◆ **Aim**
Only the pictures are left out: repeat the rest of the entries exactly.

◆ **Available records**
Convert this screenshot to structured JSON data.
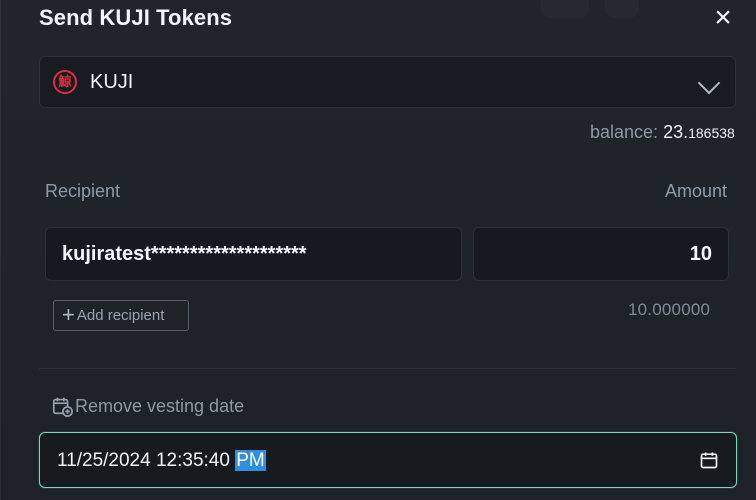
{
  "modal": {
    "title": "Send KUJI Tokens",
    "close_icon": "close-icon"
  },
  "token_select": {
    "icon": "kuji-token-icon",
    "icon_glyph": "鯨",
    "value": "KUJI",
    "chevron_icon": "chevron-down-icon"
  },
  "balance": {
    "label": "balance:",
    "main": "23.",
    "decimals": "186538"
  },
  "recipient": {
    "label": "Recipient",
    "value": "kujiratest********************"
  },
  "amount": {
    "label": "Amount",
    "value": "10",
    "formatted": "10.000000"
  },
  "actions": {
    "add_recipient_icon": "plus-icon",
    "add_recipient_label": "Add recipient",
    "remove_vesting_icon": "calendar-plus-icon",
    "remove_vesting_label": "Remove vesting date"
  },
  "vesting_date": {
    "date_time": "11/25/2024 12:35:40",
    "meridiem": "PM",
    "calendar_icon": "calendar-icon"
  },
  "colors": {
    "background": "#1f242b",
    "panel": "#171b22",
    "accent_outline": "#7ad7b7",
    "token_red": "#e02d3b",
    "selection_blue": "#2f8fde"
  }
}
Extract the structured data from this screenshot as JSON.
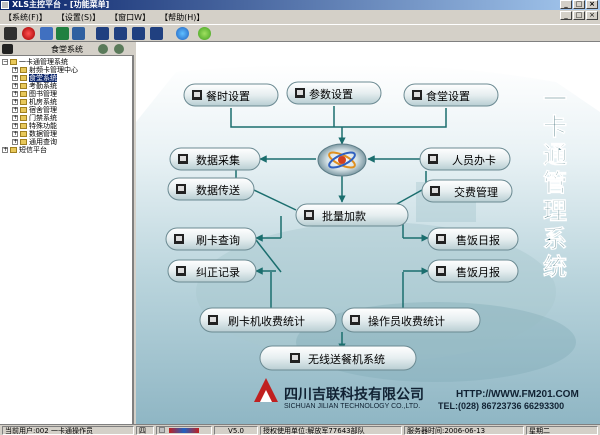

◆ **Solution to the problem**
Convert this screenshot to structured JSON data.
{
  "modal": {
    "title": "Send KUJI Tokens",
    "close_icon": "close-icon"
  },
  "token_select": {
    "icon": "kuji-token-icon",
    "icon_glyph": "鯨",
    "value": "KUJI",
    "chevron_icon": "chevron-down-icon"
  },
  "balance": {
    "label": "balance:",
    "main": "23.",
    "decimals": "186538"
  },
  "recipient": {
    "label": "Recipient",
    "value": "kujiratest********************"
  },
  "amount": {
    "label": "Amount",
    "value": "10",
    "formatted": "10.000000"
  },
  "actions": {
    "add_recipient_icon": "plus-icon",
    "add_recipient_label": "Add recipient",
    "remove_vesting_icon": "calendar-plus-icon",
    "remove_vesting_label": "Remove vesting date"
  },
  "vesting_date": {
    "date_time": "11/25/2024 12:35:40",
    "meridiem": "PM",
    "calendar_icon": "calendar-icon"
  },
  "colors": {
    "background": "#1f242b",
    "panel": "#171b22",
    "accent_outline": "#7ad7b7",
    "token_red": "#e02d3b",
    "selection_blue": "#2f8fde"
  }
}
Extract the structured data from this screenshot as JSON.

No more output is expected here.